BEGIN Supplied records

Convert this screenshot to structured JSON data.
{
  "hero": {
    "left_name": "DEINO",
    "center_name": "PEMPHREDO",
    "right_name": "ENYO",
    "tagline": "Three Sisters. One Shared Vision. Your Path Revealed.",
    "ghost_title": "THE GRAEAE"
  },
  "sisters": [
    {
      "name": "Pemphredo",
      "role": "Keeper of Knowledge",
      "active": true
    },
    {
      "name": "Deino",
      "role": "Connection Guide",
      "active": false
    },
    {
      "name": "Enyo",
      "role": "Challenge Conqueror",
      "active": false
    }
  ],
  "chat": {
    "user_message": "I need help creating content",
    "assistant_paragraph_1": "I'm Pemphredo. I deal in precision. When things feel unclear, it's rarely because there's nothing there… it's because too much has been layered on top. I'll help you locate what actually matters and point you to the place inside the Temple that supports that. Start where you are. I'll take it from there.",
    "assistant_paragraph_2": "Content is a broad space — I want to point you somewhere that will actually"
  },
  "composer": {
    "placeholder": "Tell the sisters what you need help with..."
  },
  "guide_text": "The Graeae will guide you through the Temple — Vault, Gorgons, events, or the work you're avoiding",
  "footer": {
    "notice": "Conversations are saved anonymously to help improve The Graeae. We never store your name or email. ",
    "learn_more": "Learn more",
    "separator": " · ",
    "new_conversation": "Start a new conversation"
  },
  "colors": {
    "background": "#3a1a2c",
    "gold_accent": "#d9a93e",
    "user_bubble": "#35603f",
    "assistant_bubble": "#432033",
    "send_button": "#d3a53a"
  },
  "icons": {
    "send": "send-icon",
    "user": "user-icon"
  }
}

END Supplied records

Objective: Extract all of the data above without altering anything.

Full answer:
Convert this screenshot to structured JSON data.
{
  "hero": {
    "left_name": "DEINO",
    "center_name": "PEMPHREDO",
    "right_name": "ENYO",
    "tagline": "Three Sisters. One Shared Vision. Your Path Revealed.",
    "ghost_title": "THE GRAEAE"
  },
  "sisters": [
    {
      "name": "Pemphredo",
      "role": "Keeper of Knowledge",
      "active": true
    },
    {
      "name": "Deino",
      "role": "Connection Guide",
      "active": false
    },
    {
      "name": "Enyo",
      "role": "Challenge Conqueror",
      "active": false
    }
  ],
  "chat": {
    "user_message": "I need help creating content",
    "assistant_paragraph_1": "I'm Pemphredo. I deal in precision. When things feel unclear, it's rarely because there's nothing there… it's because too much has been layered on top. I'll help you locate what actually matters and point you to the place inside the Temple that supports that. Start where you are. I'll take it from there.",
    "assistant_paragraph_2": "Content is a broad space — I want to point you somewhere that will actually"
  },
  "composer": {
    "placeholder": "Tell the sisters what you need help with..."
  },
  "guide_text": "The Graeae will guide you through the Temple — Vault, Gorgons, events, or the work you're avoiding",
  "footer": {
    "notice": "Conversations are saved anonymously to help improve The Graeae. We never store your name or email. ",
    "learn_more": "Learn more",
    "separator": " · ",
    "new_conversation": "Start a new conversation"
  },
  "colors": {
    "background": "#3a1a2c",
    "gold_accent": "#d9a93e",
    "user_bubble": "#35603f",
    "assistant_bubble": "#432033",
    "send_button": "#d3a53a"
  },
  "icons": {
    "send": "send-icon",
    "user": "user-icon"
  }
}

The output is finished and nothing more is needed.